(Records about charts and figures)
○ ○ ○
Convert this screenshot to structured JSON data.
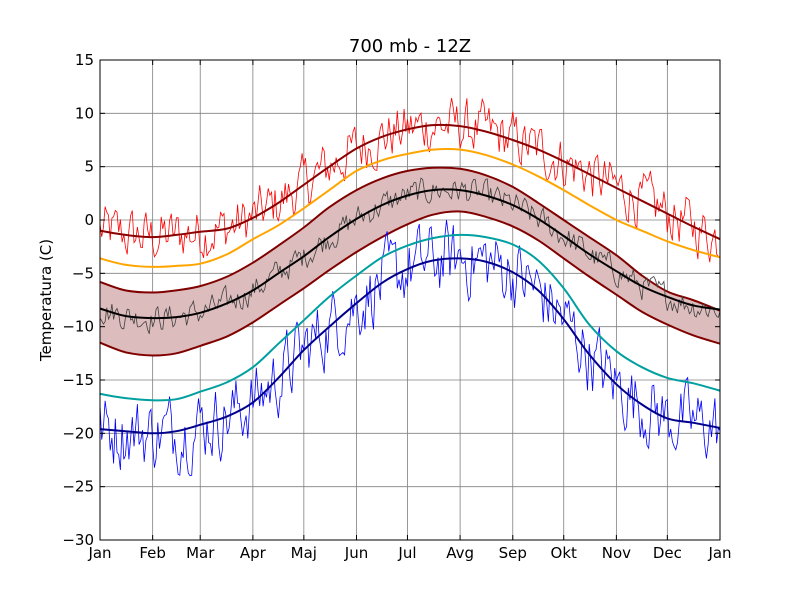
{
  "chart_data": {
    "type": "line",
    "title": "700 mb - 12Z",
    "xlabel": "",
    "ylabel": "Temperatura (C)",
    "xlim": [
      0,
      365
    ],
    "ylim": [
      -30,
      15
    ],
    "grid": true,
    "month_ticks": [
      {
        "label": "Jan",
        "day": 0
      },
      {
        "label": "Feb",
        "day": 31
      },
      {
        "label": "Mar",
        "day": 59
      },
      {
        "label": "Apr",
        "day": 90
      },
      {
        "label": "Maj",
        "day": 120
      },
      {
        "label": "Jun",
        "day": 151
      },
      {
        "label": "Jul",
        "day": 181
      },
      {
        "label": "Avg",
        "day": 212
      },
      {
        "label": "Sep",
        "day": 243
      },
      {
        "label": "Okt",
        "day": 273
      },
      {
        "label": "Nov",
        "day": 304
      },
      {
        "label": "Dec",
        "day": 334
      },
      {
        "label": "Jan",
        "day": 365
      }
    ],
    "y_ticks": [
      15,
      10,
      5,
      0,
      -5,
      -10,
      -15,
      -20,
      -25,
      -30
    ],
    "x_days": [
      0,
      15,
      31,
      45,
      59,
      75,
      90,
      105,
      120,
      135,
      151,
      166,
      181,
      196,
      212,
      227,
      243,
      258,
      273,
      288,
      304,
      319,
      334,
      349,
      365
    ],
    "band": {
      "color": "#dcbcbc",
      "stroke": "#800000",
      "upper": [
        -5.8,
        -6.6,
        -6.8,
        -6.6,
        -6.2,
        -5.3,
        -4.0,
        -2.4,
        -0.7,
        1.2,
        2.8,
        3.9,
        4.6,
        4.9,
        4.8,
        4.2,
        3.1,
        1.6,
        0.0,
        -1.6,
        -3.3,
        -5.2,
        -6.7,
        -7.5,
        -8.5
      ],
      "lower": [
        -11.5,
        -12.4,
        -12.7,
        -12.5,
        -11.8,
        -10.9,
        -9.6,
        -8.0,
        -6.4,
        -4.7,
        -3.0,
        -1.6,
        -0.4,
        0.5,
        0.8,
        0.3,
        -0.6,
        -1.9,
        -3.6,
        -5.3,
        -7.0,
        -8.6,
        -9.8,
        -10.8,
        -11.6
      ]
    },
    "series": [
      {
        "color": "#8b0000",
        "width": 2,
        "values": [
          -1.0,
          -1.4,
          -1.6,
          -1.4,
          -1.1,
          -0.8,
          0.2,
          1.6,
          3.3,
          5.0,
          6.7,
          7.8,
          8.5,
          8.9,
          8.8,
          8.3,
          7.5,
          6.6,
          5.5,
          4.3,
          3.0,
          1.8,
          0.6,
          -0.6,
          -1.8
        ]
      },
      {
        "color": "#ffa500",
        "width": 2,
        "values": [
          -3.6,
          -4.2,
          -4.4,
          -4.3,
          -4.1,
          -3.2,
          -1.8,
          -0.5,
          1.1,
          2.8,
          4.6,
          5.6,
          6.2,
          6.6,
          6.6,
          6.1,
          5.2,
          4.1,
          2.8,
          1.4,
          0.0,
          -1.0,
          -2.0,
          -2.8,
          -3.5
        ]
      },
      {
        "color": "#000000",
        "width": 2,
        "values": [
          -8.3,
          -9.0,
          -9.2,
          -9.1,
          -8.7,
          -7.8,
          -6.6,
          -5.0,
          -3.4,
          -1.6,
          0.1,
          1.4,
          2.3,
          2.8,
          2.8,
          2.3,
          1.4,
          0.1,
          -1.5,
          -3.2,
          -4.8,
          -6.2,
          -7.2,
          -8.0,
          -8.4
        ]
      },
      {
        "color": "#00a0a0",
        "width": 2,
        "values": [
          -16.3,
          -16.7,
          -16.9,
          -16.8,
          -16.1,
          -15.2,
          -13.8,
          -11.6,
          -9.4,
          -7.2,
          -5.2,
          -3.5,
          -2.4,
          -1.7,
          -1.4,
          -1.6,
          -2.3,
          -3.8,
          -6.4,
          -9.8,
          -12.3,
          -13.8,
          -14.8,
          -15.3,
          -16.0
        ]
      },
      {
        "color": "#00008b",
        "width": 2,
        "values": [
          -19.6,
          -19.8,
          -20.0,
          -19.8,
          -19.2,
          -18.4,
          -17.1,
          -14.8,
          -12.2,
          -10.0,
          -7.8,
          -5.9,
          -4.6,
          -3.8,
          -3.6,
          -3.9,
          -4.9,
          -6.6,
          -9.3,
          -12.6,
          -15.4,
          -17.3,
          -18.6,
          -19.0,
          -19.5
        ]
      }
    ],
    "noisy_series": [
      {
        "color": "#ff0000",
        "base_series": 0,
        "amplitude": 2.2,
        "width": 0.8
      },
      {
        "color": "#404040",
        "base_series": 2,
        "amplitude": 1.1,
        "width": 0.8
      },
      {
        "color": "#0000ff",
        "base_series": 4,
        "amplitude": 3.0,
        "width": 0.8
      }
    ]
  }
}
○ ○ ○
What you should do - Quote every entry exactly, with the pictures omitted.

Full output -
Convert this screenshot to structured JSON data.
{
  "chart_data": {
    "type": "line",
    "title": "700 mb - 12Z",
    "xlabel": "",
    "ylabel": "Temperatura (C)",
    "xlim": [
      0,
      365
    ],
    "ylim": [
      -30,
      15
    ],
    "grid": true,
    "month_ticks": [
      {
        "label": "Jan",
        "day": 0
      },
      {
        "label": "Feb",
        "day": 31
      },
      {
        "label": "Mar",
        "day": 59
      },
      {
        "label": "Apr",
        "day": 90
      },
      {
        "label": "Maj",
        "day": 120
      },
      {
        "label": "Jun",
        "day": 151
      },
      {
        "label": "Jul",
        "day": 181
      },
      {
        "label": "Avg",
        "day": 212
      },
      {
        "label": "Sep",
        "day": 243
      },
      {
        "label": "Okt",
        "day": 273
      },
      {
        "label": "Nov",
        "day": 304
      },
      {
        "label": "Dec",
        "day": 334
      },
      {
        "label": "Jan",
        "day": 365
      }
    ],
    "y_ticks": [
      15,
      10,
      5,
      0,
      -5,
      -10,
      -15,
      -20,
      -25,
      -30
    ],
    "x_days": [
      0,
      15,
      31,
      45,
      59,
      75,
      90,
      105,
      120,
      135,
      151,
      166,
      181,
      196,
      212,
      227,
      243,
      258,
      273,
      288,
      304,
      319,
      334,
      349,
      365
    ],
    "band": {
      "color": "#dcbcbc",
      "stroke": "#800000",
      "upper": [
        -5.8,
        -6.6,
        -6.8,
        -6.6,
        -6.2,
        -5.3,
        -4.0,
        -2.4,
        -0.7,
        1.2,
        2.8,
        3.9,
        4.6,
        4.9,
        4.8,
        4.2,
        3.1,
        1.6,
        0.0,
        -1.6,
        -3.3,
        -5.2,
        -6.7,
        -7.5,
        -8.5
      ],
      "lower": [
        -11.5,
        -12.4,
        -12.7,
        -12.5,
        -11.8,
        -10.9,
        -9.6,
        -8.0,
        -6.4,
        -4.7,
        -3.0,
        -1.6,
        -0.4,
        0.5,
        0.8,
        0.3,
        -0.6,
        -1.9,
        -3.6,
        -5.3,
        -7.0,
        -8.6,
        -9.8,
        -10.8,
        -11.6
      ]
    },
    "series": [
      {
        "color": "#8b0000",
        "width": 2,
        "values": [
          -1.0,
          -1.4,
          -1.6,
          -1.4,
          -1.1,
          -0.8,
          0.2,
          1.6,
          3.3,
          5.0,
          6.7,
          7.8,
          8.5,
          8.9,
          8.8,
          8.3,
          7.5,
          6.6,
          5.5,
          4.3,
          3.0,
          1.8,
          0.6,
          -0.6,
          -1.8
        ]
      },
      {
        "color": "#ffa500",
        "width": 2,
        "values": [
          -3.6,
          -4.2,
          -4.4,
          -4.3,
          -4.1,
          -3.2,
          -1.8,
          -0.5,
          1.1,
          2.8,
          4.6,
          5.6,
          6.2,
          6.6,
          6.6,
          6.1,
          5.2,
          4.1,
          2.8,
          1.4,
          0.0,
          -1.0,
          -2.0,
          -2.8,
          -3.5
        ]
      },
      {
        "color": "#000000",
        "width": 2,
        "values": [
          -8.3,
          -9.0,
          -9.2,
          -9.1,
          -8.7,
          -7.8,
          -6.6,
          -5.0,
          -3.4,
          -1.6,
          0.1,
          1.4,
          2.3,
          2.8,
          2.8,
          2.3,
          1.4,
          0.1,
          -1.5,
          -3.2,
          -4.8,
          -6.2,
          -7.2,
          -8.0,
          -8.4
        ]
      },
      {
        "color": "#00a0a0",
        "width": 2,
        "values": [
          -16.3,
          -16.7,
          -16.9,
          -16.8,
          -16.1,
          -15.2,
          -13.8,
          -11.6,
          -9.4,
          -7.2,
          -5.2,
          -3.5,
          -2.4,
          -1.7,
          -1.4,
          -1.6,
          -2.3,
          -3.8,
          -6.4,
          -9.8,
          -12.3,
          -13.8,
          -14.8,
          -15.3,
          -16.0
        ]
      },
      {
        "color": "#00008b",
        "width": 2,
        "values": [
          -19.6,
          -19.8,
          -20.0,
          -19.8,
          -19.2,
          -18.4,
          -17.1,
          -14.8,
          -12.2,
          -10.0,
          -7.8,
          -5.9,
          -4.6,
          -3.8,
          -3.6,
          -3.9,
          -4.9,
          -6.6,
          -9.3,
          -12.6,
          -15.4,
          -17.3,
          -18.6,
          -19.0,
          -19.5
        ]
      }
    ],
    "noisy_series": [
      {
        "color": "#ff0000",
        "base_series": 0,
        "amplitude": 2.2,
        "width": 0.8
      },
      {
        "color": "#404040",
        "base_series": 2,
        "amplitude": 1.1,
        "width": 0.8
      },
      {
        "color": "#0000ff",
        "base_series": 4,
        "amplitude": 3.0,
        "width": 0.8
      }
    ]
  }
}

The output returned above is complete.